#### WRITTEN INSTRUCTION
Reproduce the entries in full, with no changes.

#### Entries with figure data
[start]

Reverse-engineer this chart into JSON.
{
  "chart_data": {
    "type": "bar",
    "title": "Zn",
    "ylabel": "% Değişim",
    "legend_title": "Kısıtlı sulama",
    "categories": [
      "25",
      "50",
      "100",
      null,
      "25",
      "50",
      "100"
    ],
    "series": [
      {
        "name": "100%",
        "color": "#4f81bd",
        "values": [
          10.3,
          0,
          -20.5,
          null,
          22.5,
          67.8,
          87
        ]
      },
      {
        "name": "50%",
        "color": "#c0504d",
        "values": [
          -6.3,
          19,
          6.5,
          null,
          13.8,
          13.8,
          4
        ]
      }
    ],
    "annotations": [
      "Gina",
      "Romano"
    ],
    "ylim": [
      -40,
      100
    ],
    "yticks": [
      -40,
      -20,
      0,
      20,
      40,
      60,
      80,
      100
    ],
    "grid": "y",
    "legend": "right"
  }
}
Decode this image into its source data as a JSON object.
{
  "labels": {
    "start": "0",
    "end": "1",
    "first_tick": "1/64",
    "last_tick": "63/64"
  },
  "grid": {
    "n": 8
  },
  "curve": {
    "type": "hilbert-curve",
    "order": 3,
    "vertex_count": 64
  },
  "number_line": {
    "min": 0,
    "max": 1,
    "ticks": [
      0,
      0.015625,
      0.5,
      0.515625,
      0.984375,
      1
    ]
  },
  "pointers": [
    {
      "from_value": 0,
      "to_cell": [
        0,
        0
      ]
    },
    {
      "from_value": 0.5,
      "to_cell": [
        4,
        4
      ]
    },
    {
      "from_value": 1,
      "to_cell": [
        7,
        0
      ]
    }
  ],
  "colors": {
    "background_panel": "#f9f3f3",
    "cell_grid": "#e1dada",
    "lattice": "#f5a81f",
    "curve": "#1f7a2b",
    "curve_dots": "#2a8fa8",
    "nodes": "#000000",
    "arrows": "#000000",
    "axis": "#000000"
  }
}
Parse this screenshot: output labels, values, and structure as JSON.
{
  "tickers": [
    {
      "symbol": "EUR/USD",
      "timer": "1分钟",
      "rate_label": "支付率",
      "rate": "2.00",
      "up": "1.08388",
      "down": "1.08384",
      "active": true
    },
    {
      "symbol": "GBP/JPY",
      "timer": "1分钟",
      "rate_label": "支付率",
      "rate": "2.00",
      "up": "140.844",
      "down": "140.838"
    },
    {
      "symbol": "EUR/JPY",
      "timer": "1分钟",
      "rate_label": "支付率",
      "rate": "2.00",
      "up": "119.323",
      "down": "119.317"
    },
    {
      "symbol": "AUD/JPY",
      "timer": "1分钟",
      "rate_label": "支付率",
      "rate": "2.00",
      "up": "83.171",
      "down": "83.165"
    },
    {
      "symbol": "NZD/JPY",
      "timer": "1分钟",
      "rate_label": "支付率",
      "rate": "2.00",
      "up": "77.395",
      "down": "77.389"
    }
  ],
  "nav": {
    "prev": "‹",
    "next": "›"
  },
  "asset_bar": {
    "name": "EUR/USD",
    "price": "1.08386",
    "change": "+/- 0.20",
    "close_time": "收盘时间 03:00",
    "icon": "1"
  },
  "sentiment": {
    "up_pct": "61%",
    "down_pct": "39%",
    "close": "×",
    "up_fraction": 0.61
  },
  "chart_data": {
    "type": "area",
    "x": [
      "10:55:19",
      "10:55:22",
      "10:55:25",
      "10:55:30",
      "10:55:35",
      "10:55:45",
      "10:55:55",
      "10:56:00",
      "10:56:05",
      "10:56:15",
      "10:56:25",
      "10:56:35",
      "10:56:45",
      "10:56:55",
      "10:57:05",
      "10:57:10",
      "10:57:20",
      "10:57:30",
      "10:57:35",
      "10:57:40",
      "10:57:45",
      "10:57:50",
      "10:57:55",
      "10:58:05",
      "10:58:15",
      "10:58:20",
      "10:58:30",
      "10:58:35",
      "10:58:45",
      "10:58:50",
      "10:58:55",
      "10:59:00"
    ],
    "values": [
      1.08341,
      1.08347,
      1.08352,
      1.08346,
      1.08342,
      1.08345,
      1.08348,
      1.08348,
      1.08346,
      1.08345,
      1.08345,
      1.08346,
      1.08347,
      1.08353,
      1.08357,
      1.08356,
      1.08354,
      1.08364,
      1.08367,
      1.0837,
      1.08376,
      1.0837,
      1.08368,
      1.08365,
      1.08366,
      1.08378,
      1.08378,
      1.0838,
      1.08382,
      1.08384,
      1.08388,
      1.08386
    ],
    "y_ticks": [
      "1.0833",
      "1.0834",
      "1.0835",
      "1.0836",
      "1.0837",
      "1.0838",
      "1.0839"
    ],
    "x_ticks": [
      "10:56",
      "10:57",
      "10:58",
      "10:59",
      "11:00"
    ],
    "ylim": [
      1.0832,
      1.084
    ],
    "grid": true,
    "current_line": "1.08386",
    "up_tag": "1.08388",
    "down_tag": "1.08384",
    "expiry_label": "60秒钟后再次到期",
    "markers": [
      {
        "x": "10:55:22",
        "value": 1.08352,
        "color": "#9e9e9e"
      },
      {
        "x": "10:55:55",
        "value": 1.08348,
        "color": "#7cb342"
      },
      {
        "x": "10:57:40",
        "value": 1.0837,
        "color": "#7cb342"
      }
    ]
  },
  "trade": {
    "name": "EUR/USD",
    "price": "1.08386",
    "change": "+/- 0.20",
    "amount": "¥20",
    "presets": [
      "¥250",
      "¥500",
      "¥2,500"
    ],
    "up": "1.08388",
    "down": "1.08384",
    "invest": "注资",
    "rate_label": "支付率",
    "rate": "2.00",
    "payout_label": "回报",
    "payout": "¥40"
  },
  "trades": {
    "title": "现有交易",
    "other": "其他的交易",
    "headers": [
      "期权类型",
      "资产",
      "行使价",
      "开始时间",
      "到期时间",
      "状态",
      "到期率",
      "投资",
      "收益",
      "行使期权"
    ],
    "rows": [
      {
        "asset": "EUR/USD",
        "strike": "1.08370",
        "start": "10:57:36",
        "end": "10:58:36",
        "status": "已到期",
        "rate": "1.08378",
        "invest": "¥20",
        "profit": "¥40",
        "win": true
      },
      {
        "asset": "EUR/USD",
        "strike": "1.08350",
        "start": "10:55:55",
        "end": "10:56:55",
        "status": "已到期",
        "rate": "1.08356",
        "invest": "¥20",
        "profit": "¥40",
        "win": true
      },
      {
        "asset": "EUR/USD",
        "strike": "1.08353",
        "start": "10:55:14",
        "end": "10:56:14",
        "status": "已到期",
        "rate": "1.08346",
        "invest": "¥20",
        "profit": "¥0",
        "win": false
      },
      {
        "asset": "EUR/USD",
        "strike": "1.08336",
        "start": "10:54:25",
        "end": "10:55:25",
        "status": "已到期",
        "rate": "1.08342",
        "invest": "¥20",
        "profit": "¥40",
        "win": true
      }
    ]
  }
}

[end]

#### WRITTEN ANSWER
Reverse-engineer this chart into JSON.
{
  "chart_data": {
    "type": "bar",
    "title": "Zn",
    "ylabel": "% Değişim",
    "legend_title": "Kısıtlı sulama",
    "categories": [
      "25",
      "50",
      "100",
      null,
      "25",
      "50",
      "100"
    ],
    "series": [
      {
        "name": "100%",
        "color": "#4f81bd",
        "values": [
          10.3,
          0,
          -20.5,
          null,
          22.5,
          67.8,
          87
        ]
      },
      {
        "name": "50%",
        "color": "#c0504d",
        "values": [
          -6.3,
          19,
          6.5,
          null,
          13.8,
          13.8,
          4
        ]
      }
    ],
    "annotations": [
      "Gina",
      "Romano"
    ],
    "ylim": [
      -40,
      100
    ],
    "yticks": [
      -40,
      -20,
      0,
      20,
      40,
      60,
      80,
      100
    ],
    "grid": "y",
    "legend": "right"
  }
}
Decode this image into its source data as a JSON object.
{
  "labels": {
    "start": "0",
    "end": "1",
    "first_tick": "1/64",
    "last_tick": "63/64"
  },
  "grid": {
    "n": 8
  },
  "curve": {
    "type": "hilbert-curve",
    "order": 3,
    "vertex_count": 64
  },
  "number_line": {
    "min": 0,
    "max": 1,
    "ticks": [
      0,
      0.015625,
      0.5,
      0.515625,
      0.984375,
      1
    ]
  },
  "pointers": [
    {
      "from_value": 0,
      "to_cell": [
        0,
        0
      ]
    },
    {
      "from_value": 0.5,
      "to_cell": [
        4,
        4
      ]
    },
    {
      "from_value": 1,
      "to_cell": [
        7,
        0
      ]
    }
  ],
  "colors": {
    "background_panel": "#f9f3f3",
    "cell_grid": "#e1dada",
    "lattice": "#f5a81f",
    "curve": "#1f7a2b",
    "curve_dots": "#2a8fa8",
    "nodes": "#000000",
    "arrows": "#000000",
    "axis": "#000000"
  }
}
Parse this screenshot: output labels, values, and structure as JSON.
{
  "tickers": [
    {
      "symbol": "EUR/USD",
      "timer": "1分钟",
      "rate_label": "支付率",
      "rate": "2.00",
      "up": "1.08388",
      "down": "1.08384",
      "active": true
    },
    {
      "symbol": "GBP/JPY",
      "timer": "1分钟",
      "rate_label": "支付率",
      "rate": "2.00",
      "up": "140.844",
      "down": "140.838"
    },
    {
      "symbol": "EUR/JPY",
      "timer": "1分钟",
      "rate_label": "支付率",
      "rate": "2.00",
      "up": "119.323",
      "down": "119.317"
    },
    {
      "symbol": "AUD/JPY",
      "timer": "1分钟",
      "rate_label": "支付率",
      "rate": "2.00",
      "up": "83.171",
      "down": "83.165"
    },
    {
      "symbol": "NZD/JPY",
      "timer": "1分钟",
      "rate_label": "支付率",
      "rate": "2.00",
      "up": "77.395",
      "down": "77.389"
    }
  ],
  "nav": {
    "prev": "‹",
    "next": "›"
  },
  "asset_bar": {
    "name": "EUR/USD",
    "price": "1.08386",
    "change": "+/- 0.20",
    "close_time": "收盘时间 03:00",
    "icon": "1"
  },
  "sentiment": {
    "up_pct": "61%",
    "down_pct": "39%",
    "close": "×",
    "up_fraction": 0.61
  },
  "chart_data": {
    "type": "area",
    "x": [
      "10:55:19",
      "10:55:22",
      "10:55:25",
      "10:55:30",
      "10:55:35",
      "10:55:45",
      "10:55:55",
      "10:56:00",
      "10:56:05",
      "10:56:15",
      "10:56:25",
      "10:56:35",
      "10:56:45",
      "10:56:55",
      "10:57:05",
      "10:57:10",
      "10:57:20",
      "10:57:30",
      "10:57:35",
      "10:57:40",
      "10:57:45",
      "10:57:50",
      "10:57:55",
      "10:58:05",
      "10:58:15",
      "10:58:20",
      "10:58:30",
      "10:58:35",
      "10:58:45",
      "10:58:50",
      "10:58:55",
      "10:59:00"
    ],
    "values": [
      1.08341,
      1.08347,
      1.08352,
      1.08346,
      1.08342,
      1.08345,
      1.08348,
      1.08348,
      1.08346,
      1.08345,
      1.08345,
      1.08346,
      1.08347,
      1.08353,
      1.08357,
      1.08356,
      1.08354,
      1.08364,
      1.08367,
      1.0837,
      1.08376,
      1.0837,
      1.08368,
      1.08365,
      1.08366,
      1.08378,
      1.08378,
      1.0838,
      1.08382,
      1.08384,
      1.08388,
      1.08386
    ],
    "y_ticks": [
      "1.0833",
      "1.0834",
      "1.0835",
      "1.0836",
      "1.0837",
      "1.0838",
      "1.0839"
    ],
    "x_ticks": [
      "10:56",
      "10:57",
      "10:58",
      "10:59",
      "11:00"
    ],
    "ylim": [
      1.0832,
      1.084
    ],
    "grid": true,
    "current_line": "1.08386",
    "up_tag": "1.08388",
    "down_tag": "1.08384",
    "expiry_label": "60秒钟后再次到期",
    "markers": [
      {
        "x": "10:55:22",
        "value": 1.08352,
        "color": "#9e9e9e"
      },
      {
        "x": "10:55:55",
        "value": 1.08348,
        "color": "#7cb342"
      },
      {
        "x": "10:57:40",
        "value": 1.0837,
        "color": "#7cb342"
      }
    ]
  },
  "trade": {
    "name": "EUR/USD",
    "price": "1.08386",
    "change": "+/- 0.20",
    "amount": "¥20",
    "presets": [
      "¥250",
      "¥500",
      "¥2,500"
    ],
    "up": "1.08388",
    "down": "1.08384",
    "invest": "注资",
    "rate_label": "支付率",
    "rate": "2.00",
    "payout_label": "回报",
    "payout": "¥40"
  },
  "trades": {
    "title": "现有交易",
    "other": "其他的交易",
    "headers": [
      "期权类型",
      "资产",
      "行使价",
      "开始时间",
      "到期时间",
      "状态",
      "到期率",
      "投资",
      "收益",
      "行使期权"
    ],
    "rows": [
      {
        "asset": "EUR/USD",
        "strike": "1.08370",
        "start": "10:57:36",
        "end": "10:58:36",
        "status": "已到期",
        "rate": "1.08378",
        "invest": "¥20",
        "profit": "¥40",
        "win": true
      },
      {
        "asset": "EUR/USD",
        "strike": "1.08350",
        "start": "10:55:55",
        "end": "10:56:55",
        "status": "已到期",
        "rate": "1.08356",
        "invest": "¥20",
        "profit": "¥40",
        "win": true
      },
      {
        "asset": "EUR/USD",
        "strike": "1.08353",
        "start": "10:55:14",
        "end": "10:56:14",
        "status": "已到期",
        "rate": "1.08346",
        "invest": "¥20",
        "profit": "¥0",
        "win": false
      },
      {
        "asset": "EUR/USD",
        "strike": "1.08336",
        "start": "10:54:25",
        "end": "10:55:25",
        "status": "已到期",
        "rate": "1.08342",
        "invest": "¥20",
        "profit": "¥40",
        "win": true
      }
    ]
  }
}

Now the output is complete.